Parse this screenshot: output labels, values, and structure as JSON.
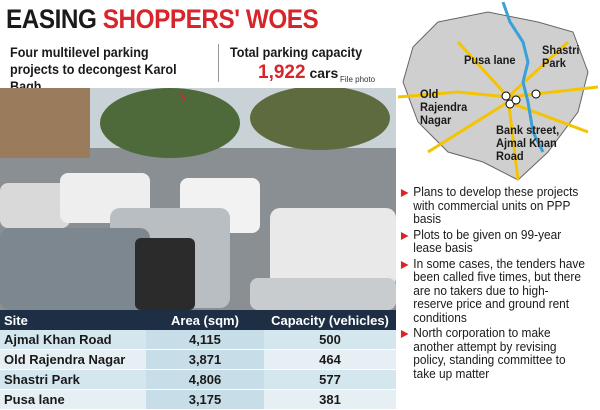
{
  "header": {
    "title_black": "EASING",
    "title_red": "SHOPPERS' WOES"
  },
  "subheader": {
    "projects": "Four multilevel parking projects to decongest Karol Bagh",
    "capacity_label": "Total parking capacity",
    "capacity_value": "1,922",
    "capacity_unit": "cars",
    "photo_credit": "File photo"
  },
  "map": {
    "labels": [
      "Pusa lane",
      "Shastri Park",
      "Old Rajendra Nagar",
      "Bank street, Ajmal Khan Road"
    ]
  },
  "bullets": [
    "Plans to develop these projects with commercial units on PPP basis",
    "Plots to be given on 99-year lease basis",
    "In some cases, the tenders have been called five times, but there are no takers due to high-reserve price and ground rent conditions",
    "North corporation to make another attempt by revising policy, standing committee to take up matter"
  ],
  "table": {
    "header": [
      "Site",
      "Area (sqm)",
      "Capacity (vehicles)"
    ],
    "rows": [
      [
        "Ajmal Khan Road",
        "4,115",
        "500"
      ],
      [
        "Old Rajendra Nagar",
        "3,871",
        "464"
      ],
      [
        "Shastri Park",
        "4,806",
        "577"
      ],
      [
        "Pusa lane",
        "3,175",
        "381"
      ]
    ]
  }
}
^^^^^^^^^^^^^^^^
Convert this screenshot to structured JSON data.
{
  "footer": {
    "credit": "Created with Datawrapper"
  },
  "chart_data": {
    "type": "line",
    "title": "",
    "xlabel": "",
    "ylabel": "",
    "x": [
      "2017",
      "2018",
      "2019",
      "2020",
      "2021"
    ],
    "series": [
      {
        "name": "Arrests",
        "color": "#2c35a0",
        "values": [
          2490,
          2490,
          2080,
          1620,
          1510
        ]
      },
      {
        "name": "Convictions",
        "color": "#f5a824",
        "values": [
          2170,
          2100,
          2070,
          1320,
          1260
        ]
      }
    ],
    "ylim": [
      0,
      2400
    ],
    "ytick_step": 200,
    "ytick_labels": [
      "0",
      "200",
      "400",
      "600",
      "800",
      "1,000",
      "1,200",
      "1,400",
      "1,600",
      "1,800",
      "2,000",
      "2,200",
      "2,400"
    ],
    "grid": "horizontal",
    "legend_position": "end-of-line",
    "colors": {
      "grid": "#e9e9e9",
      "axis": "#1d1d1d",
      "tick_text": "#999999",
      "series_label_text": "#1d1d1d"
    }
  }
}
^^^^^^^^^^^^^^^^
_Written task:_
Identify the lines of the data that contain the word "Ajmal". Copy each of them.

_Response to this exercise:_
      "Bank street, Ajmal Khan Road"
        "Ajmal Khan Road",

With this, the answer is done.